> **SUPPLIED DATA**:
************
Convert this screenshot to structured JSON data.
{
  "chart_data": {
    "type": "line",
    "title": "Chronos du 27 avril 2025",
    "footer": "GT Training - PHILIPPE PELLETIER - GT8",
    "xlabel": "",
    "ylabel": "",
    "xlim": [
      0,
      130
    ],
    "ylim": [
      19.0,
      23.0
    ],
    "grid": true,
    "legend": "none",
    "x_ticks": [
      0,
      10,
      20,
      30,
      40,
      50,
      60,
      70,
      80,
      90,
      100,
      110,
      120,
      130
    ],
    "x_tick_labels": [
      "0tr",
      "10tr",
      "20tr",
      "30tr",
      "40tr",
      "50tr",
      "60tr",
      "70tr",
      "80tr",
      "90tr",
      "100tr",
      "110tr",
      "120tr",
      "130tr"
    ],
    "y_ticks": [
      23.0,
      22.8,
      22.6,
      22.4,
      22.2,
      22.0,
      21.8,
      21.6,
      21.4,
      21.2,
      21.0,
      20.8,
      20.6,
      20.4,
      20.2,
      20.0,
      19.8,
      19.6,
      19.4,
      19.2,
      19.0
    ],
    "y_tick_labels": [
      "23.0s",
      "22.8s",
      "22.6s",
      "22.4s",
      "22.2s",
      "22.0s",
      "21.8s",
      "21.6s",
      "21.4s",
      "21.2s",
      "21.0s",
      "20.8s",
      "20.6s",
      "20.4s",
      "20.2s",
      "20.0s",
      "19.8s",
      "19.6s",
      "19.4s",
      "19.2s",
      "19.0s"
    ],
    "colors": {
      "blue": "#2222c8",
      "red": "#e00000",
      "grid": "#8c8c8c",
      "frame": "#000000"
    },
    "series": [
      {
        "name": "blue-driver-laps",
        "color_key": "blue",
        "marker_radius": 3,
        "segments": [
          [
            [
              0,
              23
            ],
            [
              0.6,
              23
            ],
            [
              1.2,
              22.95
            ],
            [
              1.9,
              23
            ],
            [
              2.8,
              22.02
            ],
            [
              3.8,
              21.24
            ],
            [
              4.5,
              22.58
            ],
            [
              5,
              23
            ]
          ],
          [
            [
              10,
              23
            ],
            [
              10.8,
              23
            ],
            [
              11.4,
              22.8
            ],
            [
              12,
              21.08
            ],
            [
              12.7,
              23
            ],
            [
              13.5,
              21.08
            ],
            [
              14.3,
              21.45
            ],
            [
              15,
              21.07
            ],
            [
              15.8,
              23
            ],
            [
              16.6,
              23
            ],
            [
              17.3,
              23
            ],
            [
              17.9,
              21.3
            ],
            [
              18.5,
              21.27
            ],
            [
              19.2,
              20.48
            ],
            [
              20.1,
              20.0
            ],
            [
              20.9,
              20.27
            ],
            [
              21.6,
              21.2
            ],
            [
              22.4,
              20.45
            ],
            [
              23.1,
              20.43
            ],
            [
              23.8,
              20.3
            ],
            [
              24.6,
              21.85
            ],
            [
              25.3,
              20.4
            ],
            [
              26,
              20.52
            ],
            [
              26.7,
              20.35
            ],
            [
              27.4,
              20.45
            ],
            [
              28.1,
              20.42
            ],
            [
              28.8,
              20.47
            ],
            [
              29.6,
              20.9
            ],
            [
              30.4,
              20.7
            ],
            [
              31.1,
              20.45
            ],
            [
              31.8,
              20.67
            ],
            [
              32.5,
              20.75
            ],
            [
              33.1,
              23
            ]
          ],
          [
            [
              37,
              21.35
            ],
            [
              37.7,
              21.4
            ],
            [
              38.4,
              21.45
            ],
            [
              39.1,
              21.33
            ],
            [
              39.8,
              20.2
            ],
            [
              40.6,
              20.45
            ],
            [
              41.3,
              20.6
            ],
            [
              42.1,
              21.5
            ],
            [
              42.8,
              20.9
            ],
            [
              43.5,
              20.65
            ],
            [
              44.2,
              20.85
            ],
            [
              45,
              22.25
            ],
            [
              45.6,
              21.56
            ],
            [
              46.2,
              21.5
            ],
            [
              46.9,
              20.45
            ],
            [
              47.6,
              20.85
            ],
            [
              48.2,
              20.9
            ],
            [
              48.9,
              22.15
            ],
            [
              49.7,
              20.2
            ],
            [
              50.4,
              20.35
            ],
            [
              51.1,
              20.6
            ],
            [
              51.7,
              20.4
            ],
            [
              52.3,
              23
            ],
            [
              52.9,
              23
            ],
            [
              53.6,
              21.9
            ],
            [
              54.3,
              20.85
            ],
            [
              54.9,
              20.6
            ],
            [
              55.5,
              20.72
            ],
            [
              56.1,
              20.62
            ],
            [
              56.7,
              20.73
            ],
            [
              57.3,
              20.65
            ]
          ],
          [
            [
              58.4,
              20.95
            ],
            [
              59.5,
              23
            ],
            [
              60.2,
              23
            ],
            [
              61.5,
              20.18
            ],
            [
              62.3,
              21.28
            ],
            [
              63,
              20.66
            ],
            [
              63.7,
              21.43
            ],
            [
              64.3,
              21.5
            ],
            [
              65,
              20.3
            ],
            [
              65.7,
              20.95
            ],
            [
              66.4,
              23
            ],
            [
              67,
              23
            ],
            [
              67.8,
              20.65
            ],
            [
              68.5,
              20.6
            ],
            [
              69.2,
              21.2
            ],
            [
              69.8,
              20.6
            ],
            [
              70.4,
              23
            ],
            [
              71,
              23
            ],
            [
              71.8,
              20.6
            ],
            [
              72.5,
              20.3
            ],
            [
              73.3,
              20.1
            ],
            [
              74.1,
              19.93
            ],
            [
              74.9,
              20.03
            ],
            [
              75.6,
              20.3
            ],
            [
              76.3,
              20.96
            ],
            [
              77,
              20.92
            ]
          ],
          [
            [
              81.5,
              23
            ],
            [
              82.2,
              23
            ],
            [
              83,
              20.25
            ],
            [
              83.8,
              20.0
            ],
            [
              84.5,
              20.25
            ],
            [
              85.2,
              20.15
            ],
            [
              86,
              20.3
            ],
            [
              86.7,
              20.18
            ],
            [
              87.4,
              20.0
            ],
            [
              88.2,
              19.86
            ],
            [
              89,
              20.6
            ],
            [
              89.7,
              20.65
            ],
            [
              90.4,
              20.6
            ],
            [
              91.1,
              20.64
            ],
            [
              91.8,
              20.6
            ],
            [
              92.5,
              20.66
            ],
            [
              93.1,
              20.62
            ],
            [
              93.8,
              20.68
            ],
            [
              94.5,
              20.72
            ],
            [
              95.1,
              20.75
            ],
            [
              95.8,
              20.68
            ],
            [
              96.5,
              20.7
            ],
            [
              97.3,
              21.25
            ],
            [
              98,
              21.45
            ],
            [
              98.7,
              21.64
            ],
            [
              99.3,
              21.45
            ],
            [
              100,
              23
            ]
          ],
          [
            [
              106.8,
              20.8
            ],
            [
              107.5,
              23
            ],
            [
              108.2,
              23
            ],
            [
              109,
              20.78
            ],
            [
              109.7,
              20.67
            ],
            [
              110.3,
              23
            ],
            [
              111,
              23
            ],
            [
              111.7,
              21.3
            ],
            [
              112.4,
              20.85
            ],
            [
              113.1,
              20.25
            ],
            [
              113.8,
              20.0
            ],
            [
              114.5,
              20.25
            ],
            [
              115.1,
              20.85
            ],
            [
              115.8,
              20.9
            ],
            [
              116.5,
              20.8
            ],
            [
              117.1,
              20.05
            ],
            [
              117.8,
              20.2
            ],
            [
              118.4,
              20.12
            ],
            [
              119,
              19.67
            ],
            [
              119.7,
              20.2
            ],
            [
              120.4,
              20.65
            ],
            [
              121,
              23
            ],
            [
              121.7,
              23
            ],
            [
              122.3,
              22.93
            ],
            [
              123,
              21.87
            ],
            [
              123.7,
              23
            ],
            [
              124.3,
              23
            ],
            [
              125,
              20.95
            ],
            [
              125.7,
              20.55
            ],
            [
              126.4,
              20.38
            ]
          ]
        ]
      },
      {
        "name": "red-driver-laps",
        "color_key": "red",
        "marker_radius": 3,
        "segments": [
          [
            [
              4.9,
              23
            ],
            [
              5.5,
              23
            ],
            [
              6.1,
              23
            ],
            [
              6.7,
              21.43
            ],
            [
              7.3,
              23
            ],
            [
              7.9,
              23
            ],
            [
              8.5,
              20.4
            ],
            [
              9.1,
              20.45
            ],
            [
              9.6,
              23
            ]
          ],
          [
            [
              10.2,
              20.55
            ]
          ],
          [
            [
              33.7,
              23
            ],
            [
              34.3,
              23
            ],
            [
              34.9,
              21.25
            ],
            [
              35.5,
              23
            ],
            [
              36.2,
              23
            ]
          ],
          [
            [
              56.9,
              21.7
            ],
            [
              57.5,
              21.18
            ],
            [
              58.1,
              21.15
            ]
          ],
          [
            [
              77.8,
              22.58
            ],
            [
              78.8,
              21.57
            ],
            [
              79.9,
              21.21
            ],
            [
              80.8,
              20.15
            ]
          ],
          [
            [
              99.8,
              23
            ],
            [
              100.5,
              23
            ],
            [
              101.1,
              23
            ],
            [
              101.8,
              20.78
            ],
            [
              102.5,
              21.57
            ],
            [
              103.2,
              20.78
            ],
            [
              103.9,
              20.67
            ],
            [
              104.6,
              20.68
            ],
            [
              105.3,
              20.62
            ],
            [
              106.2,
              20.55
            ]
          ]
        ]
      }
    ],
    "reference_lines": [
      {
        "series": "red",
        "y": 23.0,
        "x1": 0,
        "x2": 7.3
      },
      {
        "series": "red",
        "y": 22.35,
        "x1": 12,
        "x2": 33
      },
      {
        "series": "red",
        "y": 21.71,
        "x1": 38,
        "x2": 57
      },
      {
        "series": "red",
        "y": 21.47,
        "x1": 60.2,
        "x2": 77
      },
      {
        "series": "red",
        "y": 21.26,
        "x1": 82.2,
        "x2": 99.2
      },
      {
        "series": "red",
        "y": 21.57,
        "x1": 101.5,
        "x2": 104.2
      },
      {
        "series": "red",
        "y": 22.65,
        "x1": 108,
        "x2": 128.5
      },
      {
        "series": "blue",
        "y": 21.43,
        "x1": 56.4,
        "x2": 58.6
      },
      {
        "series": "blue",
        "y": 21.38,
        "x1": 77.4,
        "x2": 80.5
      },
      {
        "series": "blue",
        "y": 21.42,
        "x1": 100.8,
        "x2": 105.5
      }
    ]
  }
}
************
> **SHORT EXERCISE**:
Within the listing above, find every line containing the string "name" and return it.

> **WRITTEN RESPONSE**:
        "name": "blue-driver-laps",
        "name": "red-driver-laps",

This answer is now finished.